Set problem>
Return the number of lines holding "screenshot", with nothing added.
· · ·
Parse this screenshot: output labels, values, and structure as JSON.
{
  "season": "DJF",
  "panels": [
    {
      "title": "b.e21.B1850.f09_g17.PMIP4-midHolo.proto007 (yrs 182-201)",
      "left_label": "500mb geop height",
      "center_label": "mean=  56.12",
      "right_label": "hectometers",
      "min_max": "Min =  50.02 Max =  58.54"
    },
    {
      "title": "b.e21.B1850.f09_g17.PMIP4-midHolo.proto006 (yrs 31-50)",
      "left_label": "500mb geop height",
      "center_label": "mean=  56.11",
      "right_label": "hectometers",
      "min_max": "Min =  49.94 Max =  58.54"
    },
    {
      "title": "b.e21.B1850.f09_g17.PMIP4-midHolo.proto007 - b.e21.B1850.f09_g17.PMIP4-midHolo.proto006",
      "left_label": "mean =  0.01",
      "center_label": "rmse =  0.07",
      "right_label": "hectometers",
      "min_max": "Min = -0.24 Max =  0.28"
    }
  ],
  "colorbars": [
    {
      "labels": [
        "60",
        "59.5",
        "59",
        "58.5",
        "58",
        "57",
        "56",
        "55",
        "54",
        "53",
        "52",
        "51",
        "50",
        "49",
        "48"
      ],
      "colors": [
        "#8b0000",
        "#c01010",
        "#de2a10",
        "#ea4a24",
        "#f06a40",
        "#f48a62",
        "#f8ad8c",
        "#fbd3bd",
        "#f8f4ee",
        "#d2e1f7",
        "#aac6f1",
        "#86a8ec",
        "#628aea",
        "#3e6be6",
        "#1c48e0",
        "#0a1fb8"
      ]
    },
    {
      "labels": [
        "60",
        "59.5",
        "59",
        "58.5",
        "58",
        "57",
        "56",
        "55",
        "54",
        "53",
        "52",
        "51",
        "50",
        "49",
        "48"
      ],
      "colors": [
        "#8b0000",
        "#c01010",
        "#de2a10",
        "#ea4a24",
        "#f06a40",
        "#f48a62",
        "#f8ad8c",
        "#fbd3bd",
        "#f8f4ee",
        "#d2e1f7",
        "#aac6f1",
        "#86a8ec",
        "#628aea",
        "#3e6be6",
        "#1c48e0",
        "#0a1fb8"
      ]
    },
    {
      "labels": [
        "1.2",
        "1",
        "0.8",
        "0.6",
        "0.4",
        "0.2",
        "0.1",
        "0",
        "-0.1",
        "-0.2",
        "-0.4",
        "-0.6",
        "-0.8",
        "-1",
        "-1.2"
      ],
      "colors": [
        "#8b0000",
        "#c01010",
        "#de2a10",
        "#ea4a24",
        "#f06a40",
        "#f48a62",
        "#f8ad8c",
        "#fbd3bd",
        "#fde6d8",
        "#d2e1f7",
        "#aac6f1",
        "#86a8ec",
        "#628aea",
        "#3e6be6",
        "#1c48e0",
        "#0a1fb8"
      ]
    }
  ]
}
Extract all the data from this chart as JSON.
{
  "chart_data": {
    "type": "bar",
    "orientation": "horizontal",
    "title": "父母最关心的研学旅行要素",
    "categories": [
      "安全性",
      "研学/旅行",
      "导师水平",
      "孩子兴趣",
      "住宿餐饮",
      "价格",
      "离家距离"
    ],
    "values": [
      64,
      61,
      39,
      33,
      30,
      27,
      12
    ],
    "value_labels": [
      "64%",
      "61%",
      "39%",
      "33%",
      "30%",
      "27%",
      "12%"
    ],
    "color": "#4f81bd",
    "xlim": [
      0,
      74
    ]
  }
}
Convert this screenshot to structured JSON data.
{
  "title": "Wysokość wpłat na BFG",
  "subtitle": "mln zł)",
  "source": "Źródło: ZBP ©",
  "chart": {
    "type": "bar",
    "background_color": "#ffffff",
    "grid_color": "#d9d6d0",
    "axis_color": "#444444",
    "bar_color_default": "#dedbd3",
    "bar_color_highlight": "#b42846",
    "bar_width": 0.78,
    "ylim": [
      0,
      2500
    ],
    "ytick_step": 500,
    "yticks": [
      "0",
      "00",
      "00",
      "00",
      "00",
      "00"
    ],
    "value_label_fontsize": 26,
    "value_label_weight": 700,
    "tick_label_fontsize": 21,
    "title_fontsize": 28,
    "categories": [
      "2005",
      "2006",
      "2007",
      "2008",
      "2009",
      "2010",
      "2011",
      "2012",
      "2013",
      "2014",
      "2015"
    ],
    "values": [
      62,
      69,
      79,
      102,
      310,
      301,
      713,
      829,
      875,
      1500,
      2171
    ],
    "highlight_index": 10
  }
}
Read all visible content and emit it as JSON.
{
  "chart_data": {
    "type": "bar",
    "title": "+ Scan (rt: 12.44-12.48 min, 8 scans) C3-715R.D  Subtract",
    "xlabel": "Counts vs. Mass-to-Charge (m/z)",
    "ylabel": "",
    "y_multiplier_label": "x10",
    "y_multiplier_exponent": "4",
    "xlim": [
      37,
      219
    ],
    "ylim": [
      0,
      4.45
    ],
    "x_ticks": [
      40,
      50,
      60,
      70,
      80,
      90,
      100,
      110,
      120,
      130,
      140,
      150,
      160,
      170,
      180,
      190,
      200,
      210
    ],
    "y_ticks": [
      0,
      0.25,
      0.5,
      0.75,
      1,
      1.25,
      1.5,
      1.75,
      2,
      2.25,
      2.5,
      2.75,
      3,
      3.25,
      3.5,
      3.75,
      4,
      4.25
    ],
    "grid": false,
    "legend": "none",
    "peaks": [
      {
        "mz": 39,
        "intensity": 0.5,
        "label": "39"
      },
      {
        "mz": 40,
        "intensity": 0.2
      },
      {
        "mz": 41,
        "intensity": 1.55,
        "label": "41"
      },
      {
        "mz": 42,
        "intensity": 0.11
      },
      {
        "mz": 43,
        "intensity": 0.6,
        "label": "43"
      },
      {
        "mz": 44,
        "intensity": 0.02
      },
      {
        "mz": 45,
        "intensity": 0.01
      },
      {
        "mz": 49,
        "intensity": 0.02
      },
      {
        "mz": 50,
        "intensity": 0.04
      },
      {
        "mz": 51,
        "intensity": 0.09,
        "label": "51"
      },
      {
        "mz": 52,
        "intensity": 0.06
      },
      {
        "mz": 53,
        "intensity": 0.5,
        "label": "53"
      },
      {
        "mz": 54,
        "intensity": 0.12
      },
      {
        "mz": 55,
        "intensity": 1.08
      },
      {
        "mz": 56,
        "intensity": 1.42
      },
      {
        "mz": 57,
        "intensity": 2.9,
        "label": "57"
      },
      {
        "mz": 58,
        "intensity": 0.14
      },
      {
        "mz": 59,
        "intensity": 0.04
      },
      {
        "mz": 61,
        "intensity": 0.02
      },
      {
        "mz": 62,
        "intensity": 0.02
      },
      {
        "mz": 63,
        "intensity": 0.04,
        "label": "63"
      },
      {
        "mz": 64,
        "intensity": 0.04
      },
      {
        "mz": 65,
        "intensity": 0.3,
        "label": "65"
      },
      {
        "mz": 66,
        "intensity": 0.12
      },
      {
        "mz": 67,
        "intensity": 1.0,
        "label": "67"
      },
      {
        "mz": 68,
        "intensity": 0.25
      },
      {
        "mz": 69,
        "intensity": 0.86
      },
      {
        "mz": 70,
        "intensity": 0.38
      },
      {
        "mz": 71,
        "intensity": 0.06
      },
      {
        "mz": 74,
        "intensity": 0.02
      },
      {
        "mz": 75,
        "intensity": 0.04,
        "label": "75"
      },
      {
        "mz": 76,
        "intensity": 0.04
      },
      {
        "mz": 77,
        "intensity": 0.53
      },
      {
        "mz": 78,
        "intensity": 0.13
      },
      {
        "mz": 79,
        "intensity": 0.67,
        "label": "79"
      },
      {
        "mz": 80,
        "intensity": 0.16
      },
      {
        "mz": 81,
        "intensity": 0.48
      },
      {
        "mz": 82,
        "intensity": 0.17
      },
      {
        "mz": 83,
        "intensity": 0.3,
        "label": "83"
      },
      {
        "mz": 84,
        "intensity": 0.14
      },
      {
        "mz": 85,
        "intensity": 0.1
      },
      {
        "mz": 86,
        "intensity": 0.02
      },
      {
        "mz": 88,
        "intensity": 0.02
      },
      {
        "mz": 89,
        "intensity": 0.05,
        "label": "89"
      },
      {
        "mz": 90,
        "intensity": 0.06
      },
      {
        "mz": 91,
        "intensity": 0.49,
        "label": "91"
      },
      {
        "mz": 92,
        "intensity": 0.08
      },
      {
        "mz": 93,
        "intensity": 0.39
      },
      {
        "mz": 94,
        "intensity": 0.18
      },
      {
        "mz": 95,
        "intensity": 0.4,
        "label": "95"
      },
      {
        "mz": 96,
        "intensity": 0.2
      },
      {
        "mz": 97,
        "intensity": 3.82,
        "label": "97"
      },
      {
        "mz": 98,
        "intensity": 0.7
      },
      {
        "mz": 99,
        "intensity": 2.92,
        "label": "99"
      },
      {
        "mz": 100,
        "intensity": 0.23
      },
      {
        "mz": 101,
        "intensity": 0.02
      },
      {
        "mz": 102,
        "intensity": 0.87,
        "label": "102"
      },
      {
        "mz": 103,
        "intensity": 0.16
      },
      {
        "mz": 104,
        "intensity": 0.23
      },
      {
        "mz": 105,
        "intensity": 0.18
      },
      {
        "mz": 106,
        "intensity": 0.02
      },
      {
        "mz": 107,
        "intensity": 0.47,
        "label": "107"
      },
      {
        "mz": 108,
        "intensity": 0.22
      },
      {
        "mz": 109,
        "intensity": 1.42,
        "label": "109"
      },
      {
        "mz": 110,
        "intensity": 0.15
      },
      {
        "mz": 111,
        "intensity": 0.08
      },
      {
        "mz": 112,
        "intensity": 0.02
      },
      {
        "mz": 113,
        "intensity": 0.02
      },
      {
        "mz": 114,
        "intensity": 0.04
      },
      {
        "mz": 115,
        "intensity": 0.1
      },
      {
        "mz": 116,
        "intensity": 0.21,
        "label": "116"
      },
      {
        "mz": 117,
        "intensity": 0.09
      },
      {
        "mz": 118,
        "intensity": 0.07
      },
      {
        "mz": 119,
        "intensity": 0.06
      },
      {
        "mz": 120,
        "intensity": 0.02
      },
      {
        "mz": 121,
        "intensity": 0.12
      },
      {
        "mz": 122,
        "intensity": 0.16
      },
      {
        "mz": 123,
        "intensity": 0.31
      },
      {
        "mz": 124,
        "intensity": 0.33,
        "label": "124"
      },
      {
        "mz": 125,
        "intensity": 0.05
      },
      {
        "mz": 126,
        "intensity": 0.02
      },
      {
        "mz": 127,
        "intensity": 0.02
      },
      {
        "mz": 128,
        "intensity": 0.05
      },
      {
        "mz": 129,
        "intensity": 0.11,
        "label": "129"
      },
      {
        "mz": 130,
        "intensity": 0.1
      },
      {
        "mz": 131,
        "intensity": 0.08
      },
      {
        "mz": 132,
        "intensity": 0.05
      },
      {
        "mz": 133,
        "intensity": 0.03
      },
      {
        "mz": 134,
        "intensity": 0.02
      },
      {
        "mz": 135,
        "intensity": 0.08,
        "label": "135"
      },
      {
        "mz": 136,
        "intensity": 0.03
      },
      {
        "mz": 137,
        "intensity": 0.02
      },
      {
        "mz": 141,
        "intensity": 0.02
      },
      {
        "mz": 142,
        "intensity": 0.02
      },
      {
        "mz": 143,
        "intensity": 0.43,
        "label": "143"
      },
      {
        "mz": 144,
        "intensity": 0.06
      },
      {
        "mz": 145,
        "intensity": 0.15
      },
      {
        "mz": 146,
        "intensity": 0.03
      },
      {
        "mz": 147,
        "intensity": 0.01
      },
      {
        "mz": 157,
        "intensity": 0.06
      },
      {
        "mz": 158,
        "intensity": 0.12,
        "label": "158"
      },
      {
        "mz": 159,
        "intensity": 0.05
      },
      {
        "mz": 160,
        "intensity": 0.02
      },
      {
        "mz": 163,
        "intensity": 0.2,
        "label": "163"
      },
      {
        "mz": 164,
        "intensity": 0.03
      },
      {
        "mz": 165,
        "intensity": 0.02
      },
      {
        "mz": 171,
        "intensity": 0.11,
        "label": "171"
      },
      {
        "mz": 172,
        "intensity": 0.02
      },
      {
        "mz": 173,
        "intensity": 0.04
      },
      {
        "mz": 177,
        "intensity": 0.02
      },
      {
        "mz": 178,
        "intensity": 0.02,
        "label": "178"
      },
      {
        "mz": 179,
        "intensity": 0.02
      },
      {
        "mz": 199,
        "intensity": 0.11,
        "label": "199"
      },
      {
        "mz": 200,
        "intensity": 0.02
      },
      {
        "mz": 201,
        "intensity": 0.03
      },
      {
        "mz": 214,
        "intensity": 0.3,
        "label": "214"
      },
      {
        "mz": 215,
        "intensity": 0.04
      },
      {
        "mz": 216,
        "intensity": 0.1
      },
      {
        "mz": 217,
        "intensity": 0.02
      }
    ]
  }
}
· · ·
Finished answer>
2